▸ **DIRECTIONS FOR THIS TASK**:
Every record must be repeated exactly; omit any pictures they contain.

[Records that describe figures]

%%

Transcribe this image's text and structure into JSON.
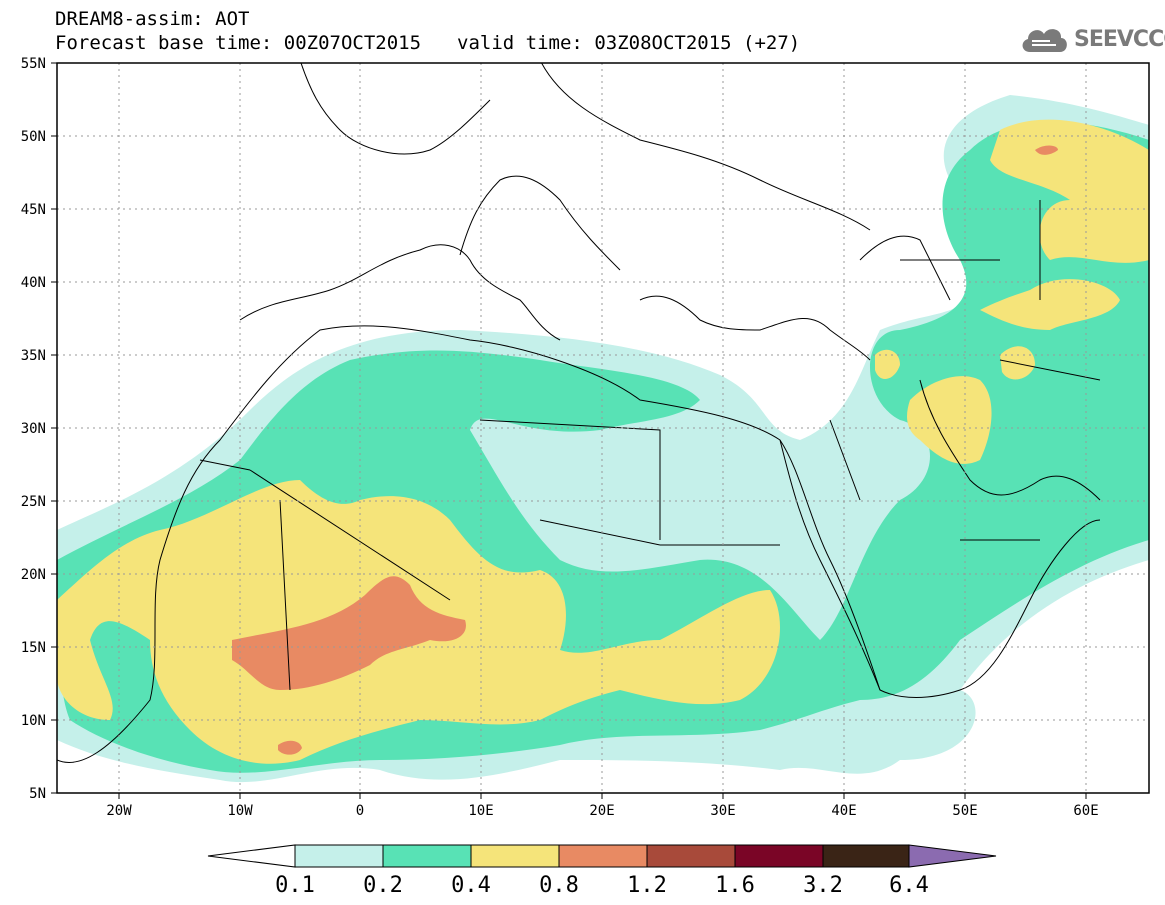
{
  "header": {
    "line1": "DREAM8-assim: AOT",
    "base_time": "Forecast base time: 00Z07OCT2015",
    "valid_time": "valid time: 03Z08OCT2015 (+27)"
  },
  "logo": {
    "text": "SEEVCCC",
    "icon": "cloud-icon"
  },
  "map": {
    "projection": "lat-lon",
    "lon_range": [
      -25,
      65
    ],
    "lat_range": [
      5,
      55
    ],
    "grid": "dotted",
    "lat_ticks": [
      "5N",
      "10N",
      "15N",
      "20N",
      "25N",
      "30N",
      "35N",
      "40N",
      "45N",
      "50N",
      "55N"
    ],
    "lon_ticks": [
      "20W",
      "10W",
      "0",
      "10E",
      "20E",
      "30E",
      "40E",
      "50E",
      "60E"
    ]
  },
  "colorbar": {
    "levels": [
      "0.1",
      "0.2",
      "0.4",
      "0.8",
      "1.2",
      "1.6",
      "3.2",
      "6.4"
    ],
    "colors": [
      "#ffffff",
      "#c5f0ea",
      "#58e2b5",
      "#f5e47a",
      "#e88a63",
      "#a84a3a",
      "#7a0526",
      "#3a2416",
      "#8b6bb0"
    ]
  },
  "colors": {
    "c1": "#c5f0ea",
    "c2": "#58e2b5",
    "c3": "#f5e47a",
    "c4": "#e88a63"
  }
}
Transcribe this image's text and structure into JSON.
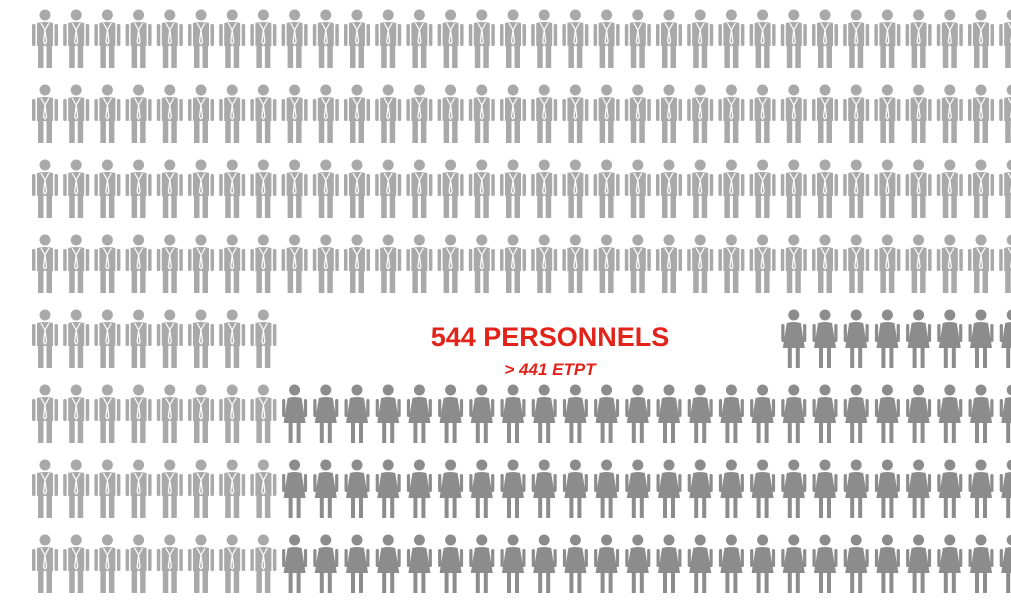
{
  "headline": "544 PERSONNELS",
  "subline": "> 441 ETPT"
}
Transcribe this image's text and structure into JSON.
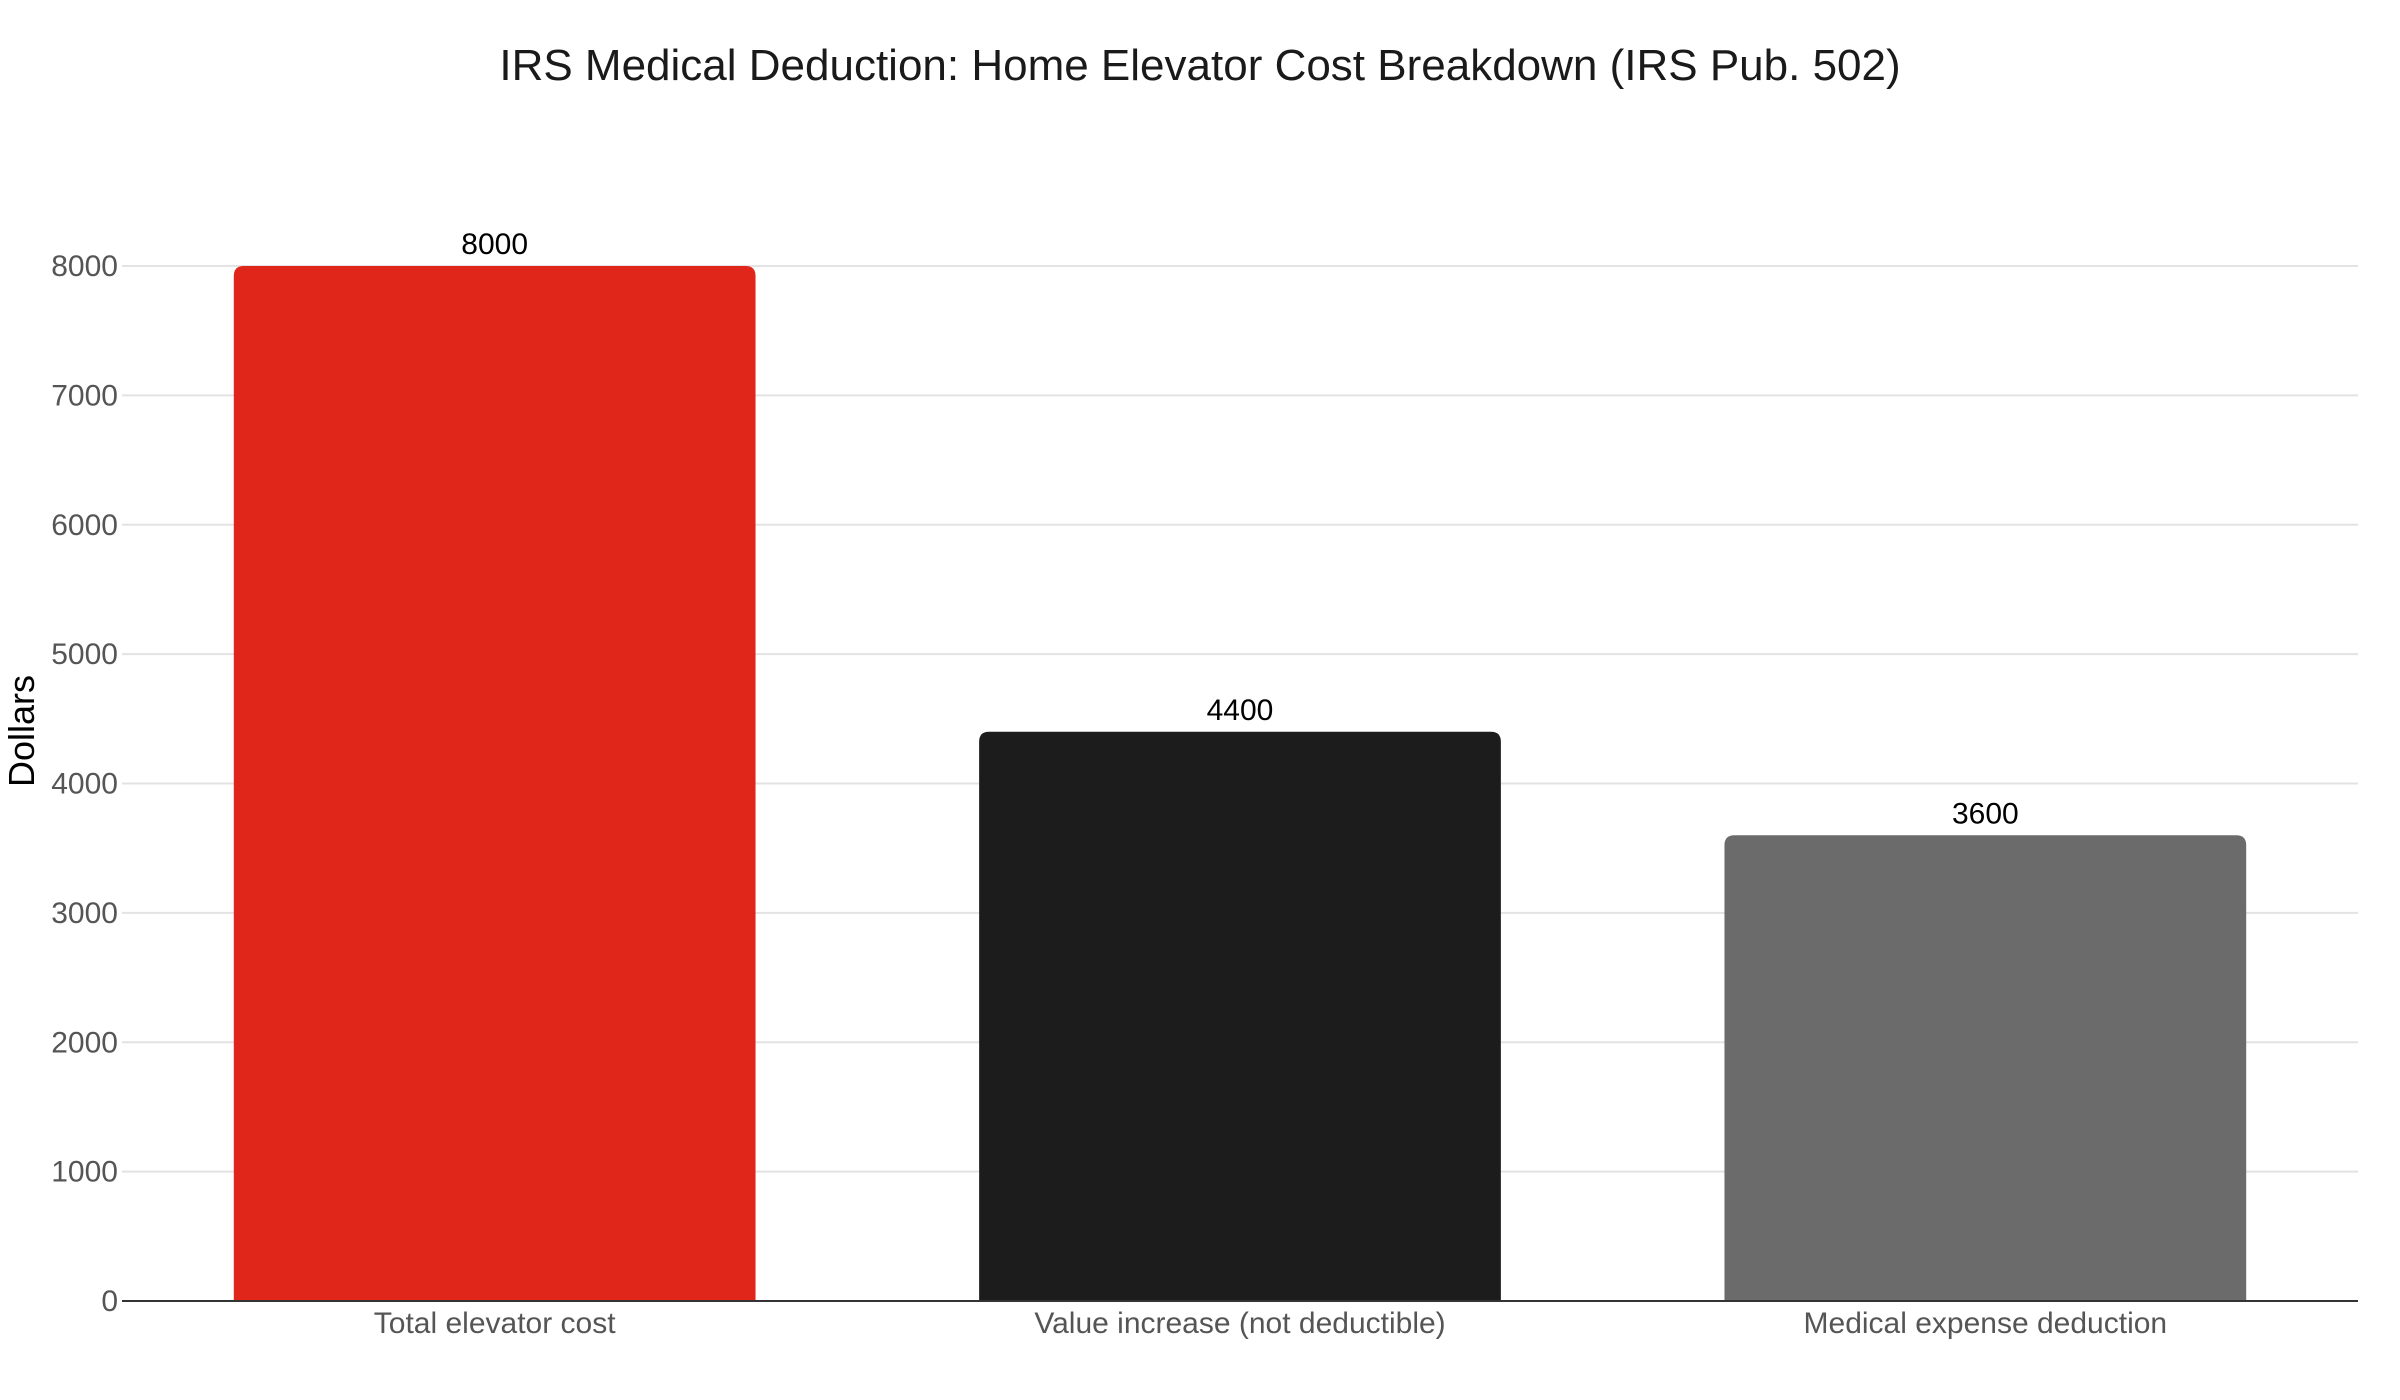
{
  "chart_data": {
    "type": "bar",
    "title": "IRS Medical Deduction: Home Elevator Cost Breakdown (IRS Pub. 502)",
    "xlabel": "",
    "ylabel": "Dollars",
    "categories": [
      "Total elevator cost",
      "Value increase (not deductible)",
      "Medical expense deduction"
    ],
    "values": [
      8000,
      4400,
      3600
    ],
    "colors": [
      "#e0261b",
      "#1c1c1c",
      "#6b6b6b"
    ],
    "ylim": [
      0,
      8000
    ],
    "yticks": [
      0,
      1000,
      2000,
      3000,
      4000,
      5000,
      6000,
      7000,
      8000
    ],
    "grid": true,
    "data_labels": [
      "8000",
      "4400",
      "3600"
    ]
  }
}
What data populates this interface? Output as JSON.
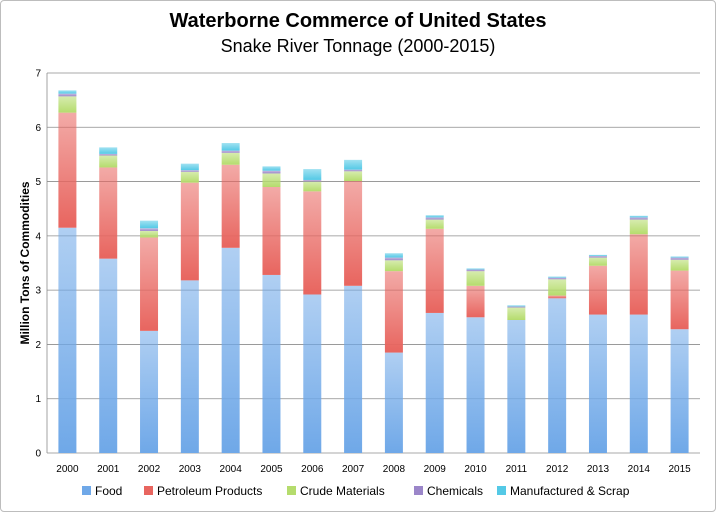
{
  "chart_data": {
    "type": "bar",
    "stacked": true,
    "title": "Waterborne Commerce of United States",
    "subtitle": "Snake River Tonnage (2000-2015)",
    "xlabel": "",
    "ylabel": "Million Tons of Commodities",
    "ylim": [
      0,
      7
    ],
    "yticks": [
      "0",
      "1",
      "2",
      "3",
      "4",
      "5",
      "6",
      "7"
    ],
    "grid": true,
    "legend_position": "bottom",
    "categories": [
      "2000",
      "2001",
      "2002",
      "2003",
      "2004",
      "2005",
      "2006",
      "2007",
      "2008",
      "2009",
      "2010",
      "2011",
      "2012",
      "2013",
      "2014",
      "2015"
    ],
    "series": [
      {
        "name": "Food",
        "color": "#6fa8e8",
        "values": [
          4.15,
          3.58,
          2.25,
          3.18,
          3.78,
          3.28,
          2.92,
          3.08,
          1.85,
          2.58,
          2.5,
          2.45,
          2.85,
          2.55,
          2.55,
          2.28
        ]
      },
      {
        "name": "Petroleum Products",
        "color": "#e8655f",
        "values": [
          2.12,
          1.68,
          1.72,
          1.8,
          1.53,
          1.62,
          1.9,
          1.93,
          1.5,
          1.55,
          0.58,
          0.0,
          0.05,
          0.9,
          1.48,
          1.08
        ]
      },
      {
        "name": "Crude Materials",
        "color": "#b5dc6d",
        "values": [
          0.3,
          0.22,
          0.12,
          0.2,
          0.22,
          0.25,
          0.18,
          0.18,
          0.2,
          0.17,
          0.27,
          0.23,
          0.3,
          0.15,
          0.27,
          0.2
        ]
      },
      {
        "name": "Chemicals",
        "color": "#9b86c9",
        "values": [
          0.05,
          0.03,
          0.05,
          0.03,
          0.04,
          0.05,
          0.03,
          0.03,
          0.05,
          0.04,
          0.03,
          0.02,
          0.03,
          0.03,
          0.04,
          0.04
        ]
      },
      {
        "name": "Manufactured & Scrap",
        "color": "#54c9e6",
        "values": [
          0.06,
          0.12,
          0.14,
          0.12,
          0.14,
          0.08,
          0.2,
          0.18,
          0.08,
          0.04,
          0.02,
          0.02,
          0.02,
          0.02,
          0.03,
          0.02
        ]
      }
    ]
  }
}
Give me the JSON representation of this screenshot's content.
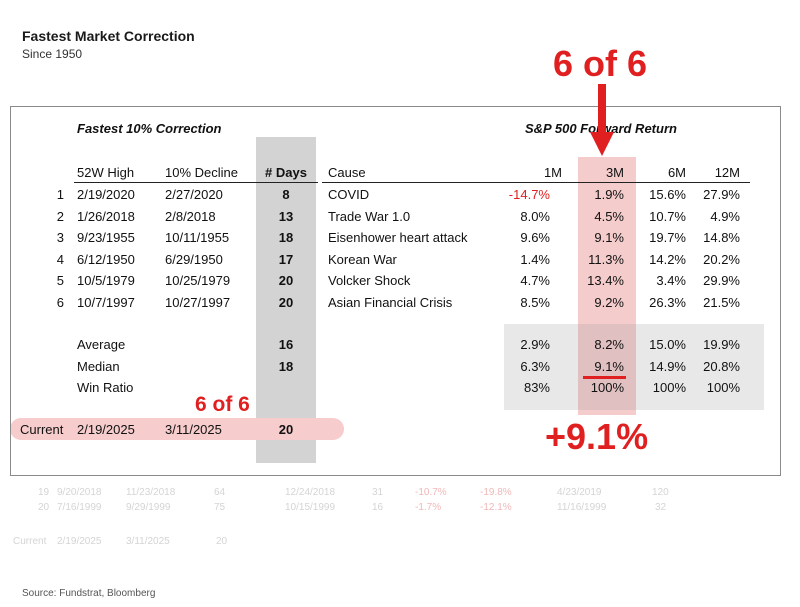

%%

▸ **OUTPUT FOR THIS TASK**:
Transcribe this image's text and structure into JSON.
{
  "header": {
    "line1": "DREAM8-assim: AOT",
    "base_time": "Forecast base time: 00Z07OCT2015",
    "valid_time": "valid time: 03Z08OCT2015 (+27)"
  },
  "logo": {
    "text": "SEEVCCC",
    "icon": "cloud-icon"
  },
  "map": {
    "projection": "lat-lon",
    "lon_range": [
      -25,
      65
    ],
    "lat_range": [
      5,
      55
    ],
    "grid": "dotted",
    "lat_ticks": [
      "5N",
      "10N",
      "15N",
      "20N",
      "25N",
      "30N",
      "35N",
      "40N",
      "45N",
      "50N",
      "55N"
    ],
    "lon_ticks": [
      "20W",
      "10W",
      "0",
      "10E",
      "20E",
      "30E",
      "40E",
      "50E",
      "60E"
    ]
  },
  "colorbar": {
    "levels": [
      "0.1",
      "0.2",
      "0.4",
      "0.8",
      "1.2",
      "1.6",
      "3.2",
      "6.4"
    ],
    "colors": [
      "#ffffff",
      "#c5f0ea",
      "#58e2b5",
      "#f5e47a",
      "#e88a63",
      "#a84a3a",
      "#7a0526",
      "#3a2416",
      "#8b6bb0"
    ]
  },
  "colors": {
    "c1": "#c5f0ea",
    "c2": "#58e2b5",
    "c3": "#f5e47a",
    "c4": "#e88a63"
  }
}
Transcribe this image's text and structure into JSON.
{
  "headline": "544 PERSONNELS",
  "subline": "> 441 ETPT"
}
Transcribe this image's text and structure into JSON.
{
  "chart_data": {
    "type": "bar",
    "title": "IRS Medical Deduction: Home Elevator Cost Breakdown (IRS Pub. 502)",
    "xlabel": "",
    "ylabel": "Dollars",
    "categories": [
      "Total elevator cost",
      "Value increase (not deductible)",
      "Medical expense deduction"
    ],
    "values": [
      8000,
      4400,
      3600
    ],
    "colors": [
      "#e0261b",
      "#1c1c1c",
      "#6b6b6b"
    ],
    "ylim": [
      0,
      8000
    ],
    "yticks": [
      0,
      1000,
      2000,
      3000,
      4000,
      5000,
      6000,
      7000,
      8000
    ],
    "grid": true,
    "data_labels": [
      "8000",
      "4400",
      "3600"
    ]
  }
}
What data populates this interface? Output as JSON.
{
  "chart_data": {
    "type": "bar",
    "stacked": true,
    "title": "Waterborne Commerce of United States",
    "subtitle": "Snake River Tonnage (2000-2015)",
    "xlabel": "",
    "ylabel": "Million Tons of Commodities",
    "ylim": [
      0,
      7
    ],
    "yticks": [
      "0",
      "1",
      "2",
      "3",
      "4",
      "5",
      "6",
      "7"
    ],
    "grid": true,
    "legend_position": "bottom",
    "categories": [
      "2000",
      "2001",
      "2002",
      "2003",
      "2004",
      "2005",
      "2006",
      "2007",
      "2008",
      "2009",
      "2010",
      "2011",
      "2012",
      "2013",
      "2014",
      "2015"
    ],
    "series": [
      {
        "name": "Food",
        "color": "#6fa8e8",
        "values": [
          4.15,
          3.58,
          2.25,
          3.18,
          3.78,
          3.28,
          2.92,
          3.08,
          1.85,
          2.58,
          2.5,
          2.45,
          2.85,
          2.55,
          2.55,
          2.28
        ]
      },
      {
        "name": "Petroleum Products",
        "color": "#e8655f",
        "values": [
          2.12,
          1.68,
          1.72,
          1.8,
          1.53,
          1.62,
          1.9,
          1.93,
          1.5,
          1.55,
          0.58,
          0.0,
          0.05,
          0.9,
          1.48,
          1.08
        ]
      },
      {
        "name": "Crude Materials",
        "color": "#b5dc6d",
        "values": [
          0.3,
          0.22,
          0.12,
          0.2,
          0.22,
          0.25,
          0.18,
          0.18,
          0.2,
          0.17,
          0.27,
          0.23,
          0.3,
          0.15,
          0.27,
          0.2
        ]
      },
      {
        "name": "Chemicals",
        "color": "#9b86c9",
        "values": [
          0.05,
          0.03,
          0.05,
          0.03,
          0.04,
          0.05,
          0.03,
          0.03,
          0.05,
          0.04,
          0.03,
          0.02,
          0.03,
          0.03,
          0.04,
          0.04
        ]
      },
      {
        "name": "Manufactured & Scrap",
        "color": "#54c9e6",
        "values": [
          0.06,
          0.12,
          0.14,
          0.12,
          0.14,
          0.08,
          0.2,
          0.18,
          0.08,
          0.04,
          0.02,
          0.02,
          0.02,
          0.02,
          0.03,
          0.02
        ]
      }
    ]
  }
}
Give me the JSON representation of this screenshot's content.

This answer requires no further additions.